ENTRIES.
begin
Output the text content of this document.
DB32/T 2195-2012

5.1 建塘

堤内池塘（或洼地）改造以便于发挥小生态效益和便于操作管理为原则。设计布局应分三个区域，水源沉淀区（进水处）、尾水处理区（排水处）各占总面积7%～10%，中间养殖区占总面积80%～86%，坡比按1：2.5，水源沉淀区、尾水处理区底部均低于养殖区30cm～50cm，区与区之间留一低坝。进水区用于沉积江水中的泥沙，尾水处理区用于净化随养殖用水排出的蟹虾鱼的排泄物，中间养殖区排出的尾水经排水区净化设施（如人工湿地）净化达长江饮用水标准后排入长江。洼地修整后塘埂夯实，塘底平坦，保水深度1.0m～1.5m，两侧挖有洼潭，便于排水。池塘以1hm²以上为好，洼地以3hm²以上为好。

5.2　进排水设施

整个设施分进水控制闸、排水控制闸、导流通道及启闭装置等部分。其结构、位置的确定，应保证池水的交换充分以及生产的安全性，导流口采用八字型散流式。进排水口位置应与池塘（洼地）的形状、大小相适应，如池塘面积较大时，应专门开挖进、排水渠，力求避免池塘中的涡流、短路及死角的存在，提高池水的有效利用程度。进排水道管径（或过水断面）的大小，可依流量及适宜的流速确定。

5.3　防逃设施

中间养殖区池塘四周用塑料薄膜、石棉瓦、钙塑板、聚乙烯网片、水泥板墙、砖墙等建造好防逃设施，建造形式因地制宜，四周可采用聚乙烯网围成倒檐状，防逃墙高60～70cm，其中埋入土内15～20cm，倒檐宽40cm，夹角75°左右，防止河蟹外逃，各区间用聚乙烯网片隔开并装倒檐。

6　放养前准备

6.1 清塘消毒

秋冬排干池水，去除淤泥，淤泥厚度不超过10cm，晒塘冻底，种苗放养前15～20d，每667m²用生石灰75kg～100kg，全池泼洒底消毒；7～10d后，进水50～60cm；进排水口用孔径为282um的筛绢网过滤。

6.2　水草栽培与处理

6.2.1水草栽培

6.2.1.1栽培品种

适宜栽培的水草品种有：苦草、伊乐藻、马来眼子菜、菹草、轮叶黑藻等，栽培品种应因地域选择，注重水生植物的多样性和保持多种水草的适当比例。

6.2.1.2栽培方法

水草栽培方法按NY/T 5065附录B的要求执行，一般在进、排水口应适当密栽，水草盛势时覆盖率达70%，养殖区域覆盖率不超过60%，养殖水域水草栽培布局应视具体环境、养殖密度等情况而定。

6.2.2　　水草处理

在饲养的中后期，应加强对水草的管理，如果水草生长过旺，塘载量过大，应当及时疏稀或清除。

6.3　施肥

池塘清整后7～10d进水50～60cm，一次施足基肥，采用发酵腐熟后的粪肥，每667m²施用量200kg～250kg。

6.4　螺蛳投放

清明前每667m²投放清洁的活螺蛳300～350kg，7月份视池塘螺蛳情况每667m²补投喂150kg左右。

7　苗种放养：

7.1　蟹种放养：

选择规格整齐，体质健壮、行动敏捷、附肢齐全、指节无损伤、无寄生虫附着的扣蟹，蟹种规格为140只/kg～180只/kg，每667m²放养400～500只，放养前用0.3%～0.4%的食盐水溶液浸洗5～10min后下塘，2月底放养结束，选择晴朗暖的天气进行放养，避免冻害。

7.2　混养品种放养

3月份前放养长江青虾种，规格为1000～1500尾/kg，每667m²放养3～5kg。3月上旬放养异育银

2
end
begin
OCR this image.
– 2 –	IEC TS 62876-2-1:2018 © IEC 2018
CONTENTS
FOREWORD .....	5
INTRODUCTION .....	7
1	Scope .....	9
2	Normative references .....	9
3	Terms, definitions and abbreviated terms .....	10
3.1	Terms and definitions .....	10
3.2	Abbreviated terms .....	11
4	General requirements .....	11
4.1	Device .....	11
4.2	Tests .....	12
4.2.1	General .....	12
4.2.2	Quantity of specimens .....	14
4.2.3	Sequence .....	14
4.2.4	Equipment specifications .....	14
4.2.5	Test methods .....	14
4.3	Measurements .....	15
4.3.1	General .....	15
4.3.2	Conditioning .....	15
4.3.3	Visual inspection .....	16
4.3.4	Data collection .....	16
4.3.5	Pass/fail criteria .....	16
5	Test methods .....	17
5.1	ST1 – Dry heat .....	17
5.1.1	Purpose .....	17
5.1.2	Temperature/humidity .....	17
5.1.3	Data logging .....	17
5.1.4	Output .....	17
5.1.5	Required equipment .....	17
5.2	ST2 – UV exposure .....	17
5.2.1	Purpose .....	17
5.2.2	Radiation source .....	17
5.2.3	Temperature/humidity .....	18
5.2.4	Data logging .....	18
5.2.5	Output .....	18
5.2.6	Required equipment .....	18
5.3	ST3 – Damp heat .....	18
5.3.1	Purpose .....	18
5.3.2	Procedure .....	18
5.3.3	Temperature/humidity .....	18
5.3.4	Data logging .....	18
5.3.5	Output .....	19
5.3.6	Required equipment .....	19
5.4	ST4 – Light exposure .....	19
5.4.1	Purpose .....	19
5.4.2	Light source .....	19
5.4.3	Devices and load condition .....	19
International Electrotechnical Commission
end
STATED PROBLEM.
Identify and copy lines that hold the string "Light".

EXERCISE RESULT.
5.4	ST4 – Light exposure .....	19
5.4.2	Light source .....	19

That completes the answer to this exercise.